(GIVEN PASSAGE):

·····

= List of Indian agencies in Nebraska =

Several Indian agencies were established in the nineteenth century in the U.S. State of Nebraska and operated by the United States Bureau of Indian Affairs to serve Native American tribes.

== Red Cloud Agency ==

The United States established Fort Robinson nearby in 1874 to protect the agency, established to serve the Oglala Lakota Sioux. The agency was named after the chief Red Cloud.

== Spotted Tail Agency ==

When the agency was established in 1873, the Brulé Sioux moved to this location overlooking Beaver Creek, near present-day Hay Springs. The agency built storehouses, an issue building, a carpentry shop, a sawmill, stables, and other structures to serve the Sioux community. Camp Sheridan was established in 1874 to guard the agency, with permanent facilities built in 1875, including over thirty frame and brick structures. Following removal of the Brulé to the Rosebud Agency (later the Rosebud Indian Reservation) in South Dakota, activity declined and the US abandoned Camp Sheridan in 1880.

== Missouri River Indian Agency ==

Located at Fontenelle's Post, a former fur trading post, the Missouri River Indian Agency was also called the Upper Missouri Agency, the Bellevue Agency, and the Council Bluffs Agency. The Upper Missouri Agency, established in 1819, had responsibility for all the Indians living in a very large area of the Northern Plains of the United States along the Missouri River. The exact boundaries of its jurisdiction were not defined.
It was re-established in 1837 for the Otoe, Missouria, Omaha, and Pawnee, who were some of the Native American peoples previously assigned to the Upper Missouri Agency. Between 1849 and 1851, the Council Bluffs Agency was reduced to a subagency and was discontinued in 1856, after the Omaha ceded their lands by treaty and moved on to their reservation in northeast Nebraska.

Its agents were John Dougherty, serving from April 13, 1837-1839; Joseph V. Hamilton, serving from June 27, 1839-1841; Daniel Miller, from October 22, 1841; Jonathan Bean, from July 25, 1845-1846; John Miller from July 22, 1846-1849; John E. Barrow, a subagent, from April 13, 1849-1851; John E. Barrow from June 30, 1851-1853; James M. Gatewood from April 18, 1853-1854; and George Hepner May 19, 1854.

·····

Source data:
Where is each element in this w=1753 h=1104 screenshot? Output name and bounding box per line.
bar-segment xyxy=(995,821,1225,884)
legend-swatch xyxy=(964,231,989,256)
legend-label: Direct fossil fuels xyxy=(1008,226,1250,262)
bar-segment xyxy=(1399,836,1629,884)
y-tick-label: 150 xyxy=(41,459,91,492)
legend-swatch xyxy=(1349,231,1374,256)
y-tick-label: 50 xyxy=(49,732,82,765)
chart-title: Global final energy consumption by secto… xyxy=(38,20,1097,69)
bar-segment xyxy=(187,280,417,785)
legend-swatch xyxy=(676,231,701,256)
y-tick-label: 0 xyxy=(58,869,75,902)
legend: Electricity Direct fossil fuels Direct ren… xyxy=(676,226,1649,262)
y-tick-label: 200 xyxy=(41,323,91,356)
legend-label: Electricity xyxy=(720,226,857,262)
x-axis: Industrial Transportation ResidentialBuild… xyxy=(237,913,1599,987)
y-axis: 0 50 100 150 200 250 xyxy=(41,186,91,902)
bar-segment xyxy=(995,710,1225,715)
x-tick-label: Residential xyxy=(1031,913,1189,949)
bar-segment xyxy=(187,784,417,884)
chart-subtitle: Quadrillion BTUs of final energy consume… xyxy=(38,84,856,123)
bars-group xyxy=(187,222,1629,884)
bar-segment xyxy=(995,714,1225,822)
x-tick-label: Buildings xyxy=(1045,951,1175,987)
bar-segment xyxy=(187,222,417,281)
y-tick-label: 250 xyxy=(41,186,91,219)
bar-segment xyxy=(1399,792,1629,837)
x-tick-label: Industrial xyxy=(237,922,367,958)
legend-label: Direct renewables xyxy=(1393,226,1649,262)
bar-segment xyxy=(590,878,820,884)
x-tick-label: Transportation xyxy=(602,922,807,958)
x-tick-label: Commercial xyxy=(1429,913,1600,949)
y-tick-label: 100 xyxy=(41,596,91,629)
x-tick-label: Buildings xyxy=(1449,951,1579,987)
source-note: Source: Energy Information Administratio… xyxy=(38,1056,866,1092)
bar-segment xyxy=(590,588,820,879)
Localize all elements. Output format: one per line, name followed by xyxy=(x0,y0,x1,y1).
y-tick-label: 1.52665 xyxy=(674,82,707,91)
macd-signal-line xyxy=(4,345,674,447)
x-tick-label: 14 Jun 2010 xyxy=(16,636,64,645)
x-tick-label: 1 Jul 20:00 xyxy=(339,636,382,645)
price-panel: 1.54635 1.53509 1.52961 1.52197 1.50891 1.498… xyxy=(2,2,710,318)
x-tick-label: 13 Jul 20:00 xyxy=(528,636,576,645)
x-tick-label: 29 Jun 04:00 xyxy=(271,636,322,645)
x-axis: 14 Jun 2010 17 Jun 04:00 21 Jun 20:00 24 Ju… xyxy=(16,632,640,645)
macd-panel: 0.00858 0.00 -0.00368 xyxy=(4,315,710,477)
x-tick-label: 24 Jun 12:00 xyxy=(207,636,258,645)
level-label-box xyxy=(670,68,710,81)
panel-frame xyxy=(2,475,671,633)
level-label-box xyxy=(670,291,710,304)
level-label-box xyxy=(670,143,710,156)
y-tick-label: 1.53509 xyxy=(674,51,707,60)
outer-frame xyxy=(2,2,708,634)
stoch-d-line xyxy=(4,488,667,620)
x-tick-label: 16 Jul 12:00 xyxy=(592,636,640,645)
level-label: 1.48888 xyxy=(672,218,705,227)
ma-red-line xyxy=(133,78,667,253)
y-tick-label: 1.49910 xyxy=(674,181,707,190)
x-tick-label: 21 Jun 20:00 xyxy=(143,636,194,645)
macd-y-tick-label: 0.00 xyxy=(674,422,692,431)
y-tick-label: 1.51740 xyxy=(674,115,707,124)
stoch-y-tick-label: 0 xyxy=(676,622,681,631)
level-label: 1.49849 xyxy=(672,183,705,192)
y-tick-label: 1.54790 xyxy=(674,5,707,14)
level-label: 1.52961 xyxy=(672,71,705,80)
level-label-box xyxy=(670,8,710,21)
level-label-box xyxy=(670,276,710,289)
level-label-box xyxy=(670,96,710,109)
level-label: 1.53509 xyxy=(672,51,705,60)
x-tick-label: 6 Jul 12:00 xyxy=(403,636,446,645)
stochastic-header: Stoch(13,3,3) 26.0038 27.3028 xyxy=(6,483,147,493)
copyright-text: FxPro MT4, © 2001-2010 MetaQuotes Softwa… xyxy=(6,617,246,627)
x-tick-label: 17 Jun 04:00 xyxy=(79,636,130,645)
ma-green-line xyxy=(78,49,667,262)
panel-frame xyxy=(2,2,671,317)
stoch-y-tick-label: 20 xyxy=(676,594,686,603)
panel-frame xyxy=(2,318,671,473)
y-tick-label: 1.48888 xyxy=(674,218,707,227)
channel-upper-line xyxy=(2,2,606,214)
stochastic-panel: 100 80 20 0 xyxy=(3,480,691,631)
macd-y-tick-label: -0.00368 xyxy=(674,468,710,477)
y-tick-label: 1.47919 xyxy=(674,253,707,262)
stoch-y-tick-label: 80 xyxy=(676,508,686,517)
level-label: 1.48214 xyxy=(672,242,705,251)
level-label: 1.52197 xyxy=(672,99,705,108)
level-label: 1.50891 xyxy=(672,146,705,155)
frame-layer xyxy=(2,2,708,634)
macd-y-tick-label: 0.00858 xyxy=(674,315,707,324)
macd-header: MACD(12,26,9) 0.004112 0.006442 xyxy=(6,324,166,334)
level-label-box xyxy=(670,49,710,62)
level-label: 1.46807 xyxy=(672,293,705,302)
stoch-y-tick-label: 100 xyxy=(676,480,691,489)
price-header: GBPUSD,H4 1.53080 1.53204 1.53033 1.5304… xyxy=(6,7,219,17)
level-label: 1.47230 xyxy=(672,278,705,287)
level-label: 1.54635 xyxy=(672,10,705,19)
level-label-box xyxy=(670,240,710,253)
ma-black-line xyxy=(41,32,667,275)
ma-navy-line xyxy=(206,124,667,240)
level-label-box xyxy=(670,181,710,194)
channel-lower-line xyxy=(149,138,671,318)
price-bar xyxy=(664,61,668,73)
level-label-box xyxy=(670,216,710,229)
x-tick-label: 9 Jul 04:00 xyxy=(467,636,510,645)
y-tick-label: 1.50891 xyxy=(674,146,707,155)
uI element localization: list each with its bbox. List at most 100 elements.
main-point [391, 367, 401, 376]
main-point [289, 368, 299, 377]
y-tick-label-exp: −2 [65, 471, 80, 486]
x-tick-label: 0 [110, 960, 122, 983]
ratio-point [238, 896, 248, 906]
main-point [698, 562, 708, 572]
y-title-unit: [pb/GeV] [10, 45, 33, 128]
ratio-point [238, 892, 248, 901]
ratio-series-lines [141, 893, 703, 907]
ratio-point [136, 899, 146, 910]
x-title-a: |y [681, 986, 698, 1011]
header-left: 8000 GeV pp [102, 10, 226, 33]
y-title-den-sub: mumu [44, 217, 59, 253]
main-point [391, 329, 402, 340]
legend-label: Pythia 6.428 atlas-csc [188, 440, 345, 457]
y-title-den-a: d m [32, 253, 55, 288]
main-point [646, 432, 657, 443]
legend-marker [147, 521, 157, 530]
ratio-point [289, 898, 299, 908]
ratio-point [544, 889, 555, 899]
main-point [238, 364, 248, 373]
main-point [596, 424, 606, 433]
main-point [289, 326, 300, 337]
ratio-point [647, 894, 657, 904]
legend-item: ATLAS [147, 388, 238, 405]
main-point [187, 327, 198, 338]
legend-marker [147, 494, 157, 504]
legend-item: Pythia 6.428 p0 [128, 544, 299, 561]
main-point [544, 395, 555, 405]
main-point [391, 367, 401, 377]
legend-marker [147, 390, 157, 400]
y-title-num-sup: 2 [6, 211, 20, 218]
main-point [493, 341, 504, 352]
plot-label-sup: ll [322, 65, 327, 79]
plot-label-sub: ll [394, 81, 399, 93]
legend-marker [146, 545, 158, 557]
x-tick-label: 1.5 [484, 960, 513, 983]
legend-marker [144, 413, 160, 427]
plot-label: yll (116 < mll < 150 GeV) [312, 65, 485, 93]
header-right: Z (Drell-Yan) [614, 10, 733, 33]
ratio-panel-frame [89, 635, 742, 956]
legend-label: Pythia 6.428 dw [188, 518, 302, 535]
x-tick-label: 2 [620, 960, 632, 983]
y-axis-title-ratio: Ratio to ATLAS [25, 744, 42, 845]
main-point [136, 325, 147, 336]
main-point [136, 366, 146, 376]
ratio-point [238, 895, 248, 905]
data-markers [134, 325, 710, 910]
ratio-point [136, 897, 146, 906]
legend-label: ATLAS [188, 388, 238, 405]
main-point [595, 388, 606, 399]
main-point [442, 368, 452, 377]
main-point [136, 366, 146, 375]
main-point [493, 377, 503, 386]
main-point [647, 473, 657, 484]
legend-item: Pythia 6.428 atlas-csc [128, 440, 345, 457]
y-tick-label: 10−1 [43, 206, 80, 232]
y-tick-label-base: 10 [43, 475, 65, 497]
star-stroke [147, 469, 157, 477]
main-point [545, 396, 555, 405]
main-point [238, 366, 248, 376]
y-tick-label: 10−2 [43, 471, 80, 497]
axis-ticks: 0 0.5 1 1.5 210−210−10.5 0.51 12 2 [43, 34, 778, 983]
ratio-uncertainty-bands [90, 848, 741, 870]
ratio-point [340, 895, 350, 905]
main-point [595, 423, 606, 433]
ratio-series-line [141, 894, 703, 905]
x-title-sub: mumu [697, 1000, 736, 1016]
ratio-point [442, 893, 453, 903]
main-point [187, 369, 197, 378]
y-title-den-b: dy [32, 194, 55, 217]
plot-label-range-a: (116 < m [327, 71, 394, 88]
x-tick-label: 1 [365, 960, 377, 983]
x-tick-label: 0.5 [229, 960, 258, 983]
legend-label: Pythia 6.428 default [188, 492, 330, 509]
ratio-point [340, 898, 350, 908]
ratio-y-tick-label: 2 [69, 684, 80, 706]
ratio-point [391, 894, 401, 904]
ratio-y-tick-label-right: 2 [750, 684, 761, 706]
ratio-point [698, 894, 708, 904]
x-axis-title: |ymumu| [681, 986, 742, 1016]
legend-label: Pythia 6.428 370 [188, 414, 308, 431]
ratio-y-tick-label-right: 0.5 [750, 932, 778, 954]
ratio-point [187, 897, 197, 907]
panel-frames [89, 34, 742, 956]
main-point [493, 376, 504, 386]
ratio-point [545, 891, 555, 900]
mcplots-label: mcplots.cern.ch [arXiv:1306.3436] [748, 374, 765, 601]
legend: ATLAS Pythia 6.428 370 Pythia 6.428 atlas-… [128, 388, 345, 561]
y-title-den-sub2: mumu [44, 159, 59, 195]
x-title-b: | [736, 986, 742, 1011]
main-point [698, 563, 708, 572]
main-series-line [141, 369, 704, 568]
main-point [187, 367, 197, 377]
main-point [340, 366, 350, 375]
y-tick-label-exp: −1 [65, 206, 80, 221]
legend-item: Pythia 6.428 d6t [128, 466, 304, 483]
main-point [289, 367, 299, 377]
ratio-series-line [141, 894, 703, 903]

·····

(TASKS TO COMPLETE):
1/ In the passage on Nebraska's Indian agencies, restate the paragraph beginning "When the agency was established in 1873" as a concise bulleted list that keeps its main facts.
2/ Extend the passage on Nebraska's Indian agencies onward from its final sentence.

(ANSWERS FOR THE TASKS):
1/
- In 1873 the agency was established, and the Brulé Sioux moved to its site overlooking Beaver Creek, near present-day Hay Springs.
- The agency built storehouses, an issue building, a carpentry shop, a sawmill, stables, and other structures for the Sioux community.
- Camp Sheridan was established in 1874 to guard the agency. Permanent facilities, including more than thirty frame and brick structures, followed in 1875.
- After the Brulé were removed to the Rosebud Agency (later the Rosebud Indian Reservation) in South Dakota, activity declined, and the US abandoned Camp Sheridan in 1880.

2/
James Gatewood worked with a council of 60 Omaha chiefs in early 1854 to draft a treaty for their cession of most of their land in the area. The national office of the BIA did not like his version and forced many changes when a smaller Omaha delegation of seven chiefs, chosen by their people, and an interpreter, went to Washington DC for signing of the treaty in 1854. The BIA replaced Gatewood as agent.

== Otoe Agency ==

Founded in 1856, in the Blue River Valley in southern Nebraska, this agency was responsible for the Oto, Missouria, and Pawnee of the region. In 1859, the Pawnee received their own agent.

The Otoe and Missouria moved to the Kansas-Nebraska border. In 1881, the Otoe Agency moved to Red Rock in Indian Territory, when the US removed the Otoe-Missouria to that area for settlement on a reservation. Its agents included Jesse W. Griest, serving from April 1, 1873; Robert S. Gardner from June 16, 1880; and Lewellyn E. Woodin from July 21, 1880.

== Santee Agency ==

Moved from Michigan Territory in 1866, this agency was located on the Niobrara Reservation in what became northeast Nebraska. It was responsible for the Santee Sioux, also formerly known as Eastern Dakota.

== Winnebago and Omaha Agency/Agencies ==

This consolidated agency operated at varying points with varying responsibilities from 1876 to 1933. Located in Macy and Winnebago, the Winnebago agency originally moved to the state in 1865. The Omaha agency had been located there since 1854.

== Pawnee Agency ==

Located at Genoa, this agency was located on the Pawnee Reservation and included the Genoa Indian Industrial School. The Pawnee Agency was established in 1859 for the Pawnee. They had previously been assigned to the Otoe Agency since 1856, and to Council Bluffs Agency prior to that. It was located at Genoa, Nebraska until 1875, when it was moved to the new Pawnee Reservation in Oklahoma Territory after the US accomplished Pawnee removal from Nebraska.

== Ponca Agency ==

This agency served the Ponca from 1859 to 1877 at the Ponca Reservation. It moved with the majority of Ponca to the Oklahoma Territory in 1877, who were removed despite their wish to stay in Nebraska and have land assigned with the Omaha, to whom they were closely related and intermarried.

==Great Nemaha Agency==
"The Great Nemaha Agency became a full agency in 1851, and the Kickapoo formerly assigned to the Fort Leavenworth Agency were moved to Great Nemaha. A separate Kickapoo Agency was established in 1855 for the Kickapoo Indians and some Pottawatomi who lived with the Kickapoo.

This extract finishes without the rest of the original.